++++ INPUT DATA

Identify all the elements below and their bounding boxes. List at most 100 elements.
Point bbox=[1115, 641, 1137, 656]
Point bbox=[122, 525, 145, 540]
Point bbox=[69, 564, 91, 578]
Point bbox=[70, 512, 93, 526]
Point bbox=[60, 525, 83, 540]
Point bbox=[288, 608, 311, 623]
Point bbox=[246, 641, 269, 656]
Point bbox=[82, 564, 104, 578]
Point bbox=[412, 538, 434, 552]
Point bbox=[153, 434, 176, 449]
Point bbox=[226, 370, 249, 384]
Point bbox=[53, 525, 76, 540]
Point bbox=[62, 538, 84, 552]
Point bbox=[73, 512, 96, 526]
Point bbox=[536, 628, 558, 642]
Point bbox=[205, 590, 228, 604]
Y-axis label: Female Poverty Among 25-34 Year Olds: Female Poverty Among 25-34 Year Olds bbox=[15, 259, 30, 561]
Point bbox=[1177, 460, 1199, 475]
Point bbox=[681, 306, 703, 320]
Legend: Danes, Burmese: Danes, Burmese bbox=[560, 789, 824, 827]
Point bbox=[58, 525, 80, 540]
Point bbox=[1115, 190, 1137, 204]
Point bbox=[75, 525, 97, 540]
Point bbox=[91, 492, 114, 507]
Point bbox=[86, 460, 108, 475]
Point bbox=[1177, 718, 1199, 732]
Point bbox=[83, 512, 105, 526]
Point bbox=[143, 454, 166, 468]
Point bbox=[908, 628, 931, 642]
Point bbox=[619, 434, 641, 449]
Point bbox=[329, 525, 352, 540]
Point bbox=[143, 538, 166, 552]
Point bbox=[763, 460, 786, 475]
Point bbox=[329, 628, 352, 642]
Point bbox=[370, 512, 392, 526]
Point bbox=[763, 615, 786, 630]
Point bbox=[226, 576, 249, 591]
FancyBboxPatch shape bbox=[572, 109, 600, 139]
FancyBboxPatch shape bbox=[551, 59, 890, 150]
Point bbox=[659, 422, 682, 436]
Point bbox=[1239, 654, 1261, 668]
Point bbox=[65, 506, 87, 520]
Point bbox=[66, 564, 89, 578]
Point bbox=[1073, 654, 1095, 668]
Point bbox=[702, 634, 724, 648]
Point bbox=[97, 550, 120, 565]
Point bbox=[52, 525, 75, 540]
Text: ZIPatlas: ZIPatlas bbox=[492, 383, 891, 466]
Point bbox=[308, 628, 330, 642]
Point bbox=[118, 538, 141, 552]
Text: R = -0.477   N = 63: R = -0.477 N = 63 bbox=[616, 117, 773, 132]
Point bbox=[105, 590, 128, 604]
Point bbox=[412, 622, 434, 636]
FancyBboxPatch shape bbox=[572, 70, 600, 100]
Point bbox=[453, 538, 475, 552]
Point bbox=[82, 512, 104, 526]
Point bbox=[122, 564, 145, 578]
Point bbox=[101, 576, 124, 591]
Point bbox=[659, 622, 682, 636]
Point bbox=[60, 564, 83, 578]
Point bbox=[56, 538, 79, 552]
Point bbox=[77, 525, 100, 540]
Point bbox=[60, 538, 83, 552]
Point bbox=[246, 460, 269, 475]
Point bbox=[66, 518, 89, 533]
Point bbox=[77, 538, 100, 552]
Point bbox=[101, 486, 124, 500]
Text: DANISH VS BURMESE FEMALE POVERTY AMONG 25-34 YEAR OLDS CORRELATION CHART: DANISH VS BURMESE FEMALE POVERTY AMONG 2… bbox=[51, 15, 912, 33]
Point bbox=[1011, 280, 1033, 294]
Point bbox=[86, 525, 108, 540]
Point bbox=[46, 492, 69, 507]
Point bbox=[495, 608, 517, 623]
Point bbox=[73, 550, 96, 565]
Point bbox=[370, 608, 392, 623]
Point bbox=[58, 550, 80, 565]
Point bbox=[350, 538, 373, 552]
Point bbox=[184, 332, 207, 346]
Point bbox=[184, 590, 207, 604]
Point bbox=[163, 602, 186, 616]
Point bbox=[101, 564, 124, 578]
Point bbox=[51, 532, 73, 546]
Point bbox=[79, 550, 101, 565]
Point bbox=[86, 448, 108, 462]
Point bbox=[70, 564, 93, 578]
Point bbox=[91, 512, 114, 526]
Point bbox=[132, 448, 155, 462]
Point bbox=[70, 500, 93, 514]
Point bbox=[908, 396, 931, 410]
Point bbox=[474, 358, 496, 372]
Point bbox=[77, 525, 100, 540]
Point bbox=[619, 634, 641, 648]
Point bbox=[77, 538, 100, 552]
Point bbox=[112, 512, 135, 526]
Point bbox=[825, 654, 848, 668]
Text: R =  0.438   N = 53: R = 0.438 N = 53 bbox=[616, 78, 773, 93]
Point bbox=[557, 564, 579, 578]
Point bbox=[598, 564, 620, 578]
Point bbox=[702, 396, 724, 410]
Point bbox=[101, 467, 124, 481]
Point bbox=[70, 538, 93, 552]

++++++++

● TO BE DONE: Copy out the lines above word for word, starting with the very first line and going through the line with "Point bbox=[681, 306, 703, 320]", that line included.

● RESULT BELOW:
Identify all the elements below and their bounding boxes. List at most 100 elements.
Point bbox=[1115, 641, 1137, 656]
Point bbox=[122, 525, 145, 540]
Point bbox=[69, 564, 91, 578]
Point bbox=[70, 512, 93, 526]
Point bbox=[60, 525, 83, 540]
Point bbox=[288, 608, 311, 623]
Point bbox=[246, 641, 269, 656]
Point bbox=[82, 564, 104, 578]
Point bbox=[412, 538, 434, 552]
Point bbox=[153, 434, 176, 449]
Point bbox=[226, 370, 249, 384]
Point bbox=[53, 525, 76, 540]
Point bbox=[62, 538, 84, 552]
Point bbox=[73, 512, 96, 526]
Point bbox=[536, 628, 558, 642]
Point bbox=[205, 590, 228, 604]
Y-axis label: Female Poverty Among 25-34 Year Olds: Female Poverty Among 25-34 Year Olds bbox=[15, 259, 30, 561]
Point bbox=[1177, 460, 1199, 475]
Point bbox=[681, 306, 703, 320]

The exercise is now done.